Problem to work on: Set out each line from the following listing that includes the word "Gorduras".

* START Dataset records *

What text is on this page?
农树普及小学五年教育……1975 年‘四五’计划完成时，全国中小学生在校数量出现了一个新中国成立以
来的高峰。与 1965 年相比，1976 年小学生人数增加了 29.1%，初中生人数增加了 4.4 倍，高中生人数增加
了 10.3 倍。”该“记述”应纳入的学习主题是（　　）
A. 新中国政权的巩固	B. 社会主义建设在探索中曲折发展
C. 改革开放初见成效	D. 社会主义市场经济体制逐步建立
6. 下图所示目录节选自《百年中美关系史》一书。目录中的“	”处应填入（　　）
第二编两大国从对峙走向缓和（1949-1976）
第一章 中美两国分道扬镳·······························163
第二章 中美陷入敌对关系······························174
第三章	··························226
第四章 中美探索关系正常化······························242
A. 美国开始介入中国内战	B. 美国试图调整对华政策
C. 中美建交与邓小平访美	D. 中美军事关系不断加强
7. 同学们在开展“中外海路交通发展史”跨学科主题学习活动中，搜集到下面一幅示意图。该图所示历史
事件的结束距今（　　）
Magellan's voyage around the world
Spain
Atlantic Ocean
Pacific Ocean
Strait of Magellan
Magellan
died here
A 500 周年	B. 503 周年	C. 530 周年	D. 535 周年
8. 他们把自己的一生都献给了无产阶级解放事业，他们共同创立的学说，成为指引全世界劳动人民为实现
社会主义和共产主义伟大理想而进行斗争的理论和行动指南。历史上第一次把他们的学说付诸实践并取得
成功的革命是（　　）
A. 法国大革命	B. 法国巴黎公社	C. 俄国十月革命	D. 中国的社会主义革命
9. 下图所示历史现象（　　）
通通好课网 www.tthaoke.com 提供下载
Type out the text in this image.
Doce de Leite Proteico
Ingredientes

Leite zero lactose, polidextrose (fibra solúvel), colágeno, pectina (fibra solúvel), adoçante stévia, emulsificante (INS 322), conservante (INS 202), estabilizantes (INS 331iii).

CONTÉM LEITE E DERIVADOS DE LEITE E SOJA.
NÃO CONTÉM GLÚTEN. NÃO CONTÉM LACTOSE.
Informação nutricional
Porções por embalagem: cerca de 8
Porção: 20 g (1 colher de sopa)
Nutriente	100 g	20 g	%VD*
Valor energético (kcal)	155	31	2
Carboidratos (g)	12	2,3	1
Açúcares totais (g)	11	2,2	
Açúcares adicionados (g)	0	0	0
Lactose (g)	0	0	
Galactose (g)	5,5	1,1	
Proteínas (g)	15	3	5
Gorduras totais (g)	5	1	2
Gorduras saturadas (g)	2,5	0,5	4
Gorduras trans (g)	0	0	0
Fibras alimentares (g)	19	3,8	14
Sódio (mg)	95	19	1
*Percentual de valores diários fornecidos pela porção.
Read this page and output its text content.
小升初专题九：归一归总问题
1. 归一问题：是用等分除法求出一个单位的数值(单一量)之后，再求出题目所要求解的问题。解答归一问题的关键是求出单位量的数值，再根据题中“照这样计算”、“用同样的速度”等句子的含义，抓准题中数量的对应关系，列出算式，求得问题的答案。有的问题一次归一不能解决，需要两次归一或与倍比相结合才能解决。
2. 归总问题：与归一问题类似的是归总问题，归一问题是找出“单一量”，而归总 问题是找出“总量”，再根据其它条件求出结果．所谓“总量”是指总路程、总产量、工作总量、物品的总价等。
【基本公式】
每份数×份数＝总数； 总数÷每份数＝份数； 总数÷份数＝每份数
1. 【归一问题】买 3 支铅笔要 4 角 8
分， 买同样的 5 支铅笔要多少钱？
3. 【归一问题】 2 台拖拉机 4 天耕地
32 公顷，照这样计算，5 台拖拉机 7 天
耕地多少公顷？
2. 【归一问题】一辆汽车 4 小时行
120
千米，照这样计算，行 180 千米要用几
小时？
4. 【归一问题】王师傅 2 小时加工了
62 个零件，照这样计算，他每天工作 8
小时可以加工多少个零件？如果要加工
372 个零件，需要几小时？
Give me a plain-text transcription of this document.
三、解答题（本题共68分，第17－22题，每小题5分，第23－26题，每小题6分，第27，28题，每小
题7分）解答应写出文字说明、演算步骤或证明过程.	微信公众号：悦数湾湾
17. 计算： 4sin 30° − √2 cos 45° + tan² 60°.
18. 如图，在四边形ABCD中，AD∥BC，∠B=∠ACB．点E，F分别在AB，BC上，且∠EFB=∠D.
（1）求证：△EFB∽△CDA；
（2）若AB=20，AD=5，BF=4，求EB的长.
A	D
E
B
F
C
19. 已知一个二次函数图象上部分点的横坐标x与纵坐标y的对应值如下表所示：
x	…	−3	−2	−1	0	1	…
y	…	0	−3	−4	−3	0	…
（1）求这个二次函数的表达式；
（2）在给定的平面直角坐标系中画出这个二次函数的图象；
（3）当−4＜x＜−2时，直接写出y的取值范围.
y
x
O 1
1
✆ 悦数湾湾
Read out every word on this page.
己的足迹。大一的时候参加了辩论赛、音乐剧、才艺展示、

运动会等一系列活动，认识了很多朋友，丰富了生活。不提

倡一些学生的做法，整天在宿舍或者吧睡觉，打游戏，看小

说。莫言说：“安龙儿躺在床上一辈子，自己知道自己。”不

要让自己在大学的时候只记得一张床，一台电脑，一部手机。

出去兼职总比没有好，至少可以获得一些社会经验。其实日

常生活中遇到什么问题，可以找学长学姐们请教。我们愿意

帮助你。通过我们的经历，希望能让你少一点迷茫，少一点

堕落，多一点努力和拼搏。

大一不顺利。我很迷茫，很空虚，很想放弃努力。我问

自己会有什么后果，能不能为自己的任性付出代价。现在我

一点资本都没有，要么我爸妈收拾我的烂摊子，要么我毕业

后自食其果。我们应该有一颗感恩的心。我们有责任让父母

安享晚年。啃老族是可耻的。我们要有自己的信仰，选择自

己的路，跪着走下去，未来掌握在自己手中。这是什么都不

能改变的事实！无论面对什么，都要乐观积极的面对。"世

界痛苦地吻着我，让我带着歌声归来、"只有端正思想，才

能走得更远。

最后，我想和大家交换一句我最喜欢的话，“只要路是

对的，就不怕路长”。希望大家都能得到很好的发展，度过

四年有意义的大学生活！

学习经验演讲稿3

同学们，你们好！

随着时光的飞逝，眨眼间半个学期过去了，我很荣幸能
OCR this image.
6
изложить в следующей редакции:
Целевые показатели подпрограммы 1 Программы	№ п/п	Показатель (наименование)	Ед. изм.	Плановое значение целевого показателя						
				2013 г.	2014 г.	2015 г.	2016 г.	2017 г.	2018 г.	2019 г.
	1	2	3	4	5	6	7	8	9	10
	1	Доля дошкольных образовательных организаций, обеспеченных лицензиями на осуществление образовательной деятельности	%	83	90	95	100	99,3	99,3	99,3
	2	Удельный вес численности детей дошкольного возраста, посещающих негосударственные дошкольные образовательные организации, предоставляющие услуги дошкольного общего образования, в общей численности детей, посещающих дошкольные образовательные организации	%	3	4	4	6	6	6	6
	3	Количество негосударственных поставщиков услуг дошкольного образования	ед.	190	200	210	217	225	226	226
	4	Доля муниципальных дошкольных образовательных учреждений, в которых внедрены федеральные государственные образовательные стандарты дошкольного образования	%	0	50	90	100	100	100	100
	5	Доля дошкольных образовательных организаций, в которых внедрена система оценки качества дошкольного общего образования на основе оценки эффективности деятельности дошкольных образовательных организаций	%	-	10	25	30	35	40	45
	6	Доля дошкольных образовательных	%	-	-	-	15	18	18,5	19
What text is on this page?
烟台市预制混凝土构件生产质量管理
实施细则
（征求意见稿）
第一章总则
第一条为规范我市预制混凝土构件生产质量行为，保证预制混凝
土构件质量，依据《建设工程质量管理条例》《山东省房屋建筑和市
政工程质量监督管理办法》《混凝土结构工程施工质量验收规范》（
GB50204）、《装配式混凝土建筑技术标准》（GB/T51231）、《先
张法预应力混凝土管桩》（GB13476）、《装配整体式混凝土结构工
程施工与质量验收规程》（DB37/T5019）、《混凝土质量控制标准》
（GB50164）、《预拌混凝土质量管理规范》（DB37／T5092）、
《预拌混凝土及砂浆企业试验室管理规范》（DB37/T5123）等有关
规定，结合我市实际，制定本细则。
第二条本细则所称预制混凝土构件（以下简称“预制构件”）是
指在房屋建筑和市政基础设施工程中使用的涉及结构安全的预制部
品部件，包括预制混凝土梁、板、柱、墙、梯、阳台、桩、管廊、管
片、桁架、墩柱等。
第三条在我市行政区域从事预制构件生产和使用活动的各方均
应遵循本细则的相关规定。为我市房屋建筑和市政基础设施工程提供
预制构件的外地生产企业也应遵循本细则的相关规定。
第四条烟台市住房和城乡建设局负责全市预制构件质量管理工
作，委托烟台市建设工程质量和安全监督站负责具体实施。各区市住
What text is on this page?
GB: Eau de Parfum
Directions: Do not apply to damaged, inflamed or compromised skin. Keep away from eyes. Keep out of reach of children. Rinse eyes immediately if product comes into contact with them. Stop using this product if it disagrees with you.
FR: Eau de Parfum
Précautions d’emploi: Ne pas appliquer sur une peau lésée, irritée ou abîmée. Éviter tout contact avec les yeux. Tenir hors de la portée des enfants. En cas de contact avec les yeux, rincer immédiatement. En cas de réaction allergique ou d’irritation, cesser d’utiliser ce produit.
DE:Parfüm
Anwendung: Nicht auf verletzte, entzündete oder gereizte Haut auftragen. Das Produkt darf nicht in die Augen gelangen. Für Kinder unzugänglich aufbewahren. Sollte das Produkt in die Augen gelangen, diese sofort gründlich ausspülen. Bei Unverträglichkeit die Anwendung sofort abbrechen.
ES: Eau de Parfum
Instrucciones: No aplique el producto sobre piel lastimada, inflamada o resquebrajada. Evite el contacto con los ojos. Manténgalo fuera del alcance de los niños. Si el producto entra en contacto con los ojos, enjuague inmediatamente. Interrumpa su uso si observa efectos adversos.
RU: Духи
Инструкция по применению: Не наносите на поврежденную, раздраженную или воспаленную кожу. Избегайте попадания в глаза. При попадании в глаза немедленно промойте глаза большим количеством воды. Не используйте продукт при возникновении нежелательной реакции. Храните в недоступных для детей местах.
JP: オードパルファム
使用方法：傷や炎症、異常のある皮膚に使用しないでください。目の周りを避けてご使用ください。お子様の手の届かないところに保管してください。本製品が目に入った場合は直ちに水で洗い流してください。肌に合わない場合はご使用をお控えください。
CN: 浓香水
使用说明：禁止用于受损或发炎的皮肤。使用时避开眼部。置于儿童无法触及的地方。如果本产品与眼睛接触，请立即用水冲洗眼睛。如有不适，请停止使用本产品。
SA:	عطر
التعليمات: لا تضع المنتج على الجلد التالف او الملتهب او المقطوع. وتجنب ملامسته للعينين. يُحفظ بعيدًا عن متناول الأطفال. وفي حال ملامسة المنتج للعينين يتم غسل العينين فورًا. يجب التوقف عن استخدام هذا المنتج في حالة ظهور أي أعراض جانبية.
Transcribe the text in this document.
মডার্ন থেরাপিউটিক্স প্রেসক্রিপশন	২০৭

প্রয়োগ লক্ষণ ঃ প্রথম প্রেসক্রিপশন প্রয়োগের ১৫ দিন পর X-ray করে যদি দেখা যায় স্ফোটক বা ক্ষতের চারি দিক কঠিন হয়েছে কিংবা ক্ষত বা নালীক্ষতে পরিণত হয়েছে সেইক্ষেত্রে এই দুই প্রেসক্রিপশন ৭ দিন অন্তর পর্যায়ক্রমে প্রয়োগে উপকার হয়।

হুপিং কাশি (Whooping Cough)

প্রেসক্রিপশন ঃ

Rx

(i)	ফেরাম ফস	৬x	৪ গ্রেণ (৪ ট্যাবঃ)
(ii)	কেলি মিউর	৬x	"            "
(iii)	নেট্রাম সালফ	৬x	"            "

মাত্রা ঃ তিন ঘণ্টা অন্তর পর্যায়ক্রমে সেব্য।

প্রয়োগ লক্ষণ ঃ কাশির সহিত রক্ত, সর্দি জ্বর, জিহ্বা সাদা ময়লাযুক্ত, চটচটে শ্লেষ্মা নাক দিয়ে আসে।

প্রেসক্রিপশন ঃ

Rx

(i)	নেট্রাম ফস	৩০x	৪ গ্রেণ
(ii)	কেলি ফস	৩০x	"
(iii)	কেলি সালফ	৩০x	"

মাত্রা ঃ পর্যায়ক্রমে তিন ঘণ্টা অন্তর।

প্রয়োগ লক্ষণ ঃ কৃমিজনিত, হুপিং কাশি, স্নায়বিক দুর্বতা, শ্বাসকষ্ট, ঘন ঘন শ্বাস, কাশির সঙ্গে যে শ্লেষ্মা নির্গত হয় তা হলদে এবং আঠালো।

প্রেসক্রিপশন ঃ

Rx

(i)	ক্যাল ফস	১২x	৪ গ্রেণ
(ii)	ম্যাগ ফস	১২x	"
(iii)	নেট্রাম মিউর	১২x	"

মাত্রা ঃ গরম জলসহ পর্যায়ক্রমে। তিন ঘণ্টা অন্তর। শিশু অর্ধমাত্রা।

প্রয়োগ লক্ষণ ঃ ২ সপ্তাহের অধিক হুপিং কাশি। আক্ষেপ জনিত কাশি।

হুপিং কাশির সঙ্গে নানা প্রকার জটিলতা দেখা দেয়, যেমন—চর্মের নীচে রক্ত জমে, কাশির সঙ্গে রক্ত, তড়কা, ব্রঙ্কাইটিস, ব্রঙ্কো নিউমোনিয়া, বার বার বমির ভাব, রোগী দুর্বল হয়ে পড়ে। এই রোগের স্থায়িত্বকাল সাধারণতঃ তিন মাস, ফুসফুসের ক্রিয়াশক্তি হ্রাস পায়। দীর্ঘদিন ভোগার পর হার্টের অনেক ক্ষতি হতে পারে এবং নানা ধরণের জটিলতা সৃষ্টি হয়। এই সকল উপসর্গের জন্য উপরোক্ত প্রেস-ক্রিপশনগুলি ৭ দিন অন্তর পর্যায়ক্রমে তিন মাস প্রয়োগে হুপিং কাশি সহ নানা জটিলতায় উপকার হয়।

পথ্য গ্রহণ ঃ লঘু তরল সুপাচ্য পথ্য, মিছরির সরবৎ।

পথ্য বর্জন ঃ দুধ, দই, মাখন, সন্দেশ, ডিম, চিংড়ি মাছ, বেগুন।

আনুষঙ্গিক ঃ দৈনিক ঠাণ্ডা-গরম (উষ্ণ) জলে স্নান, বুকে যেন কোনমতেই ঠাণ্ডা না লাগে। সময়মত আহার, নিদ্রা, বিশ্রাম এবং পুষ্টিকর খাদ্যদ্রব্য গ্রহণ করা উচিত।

* END Dataset records *

Finished answer:
Gorduras totais (g)	5	1	2
Gorduras saturadas (g)	2,5	0,5	4
Gorduras trans (g)	0	0	0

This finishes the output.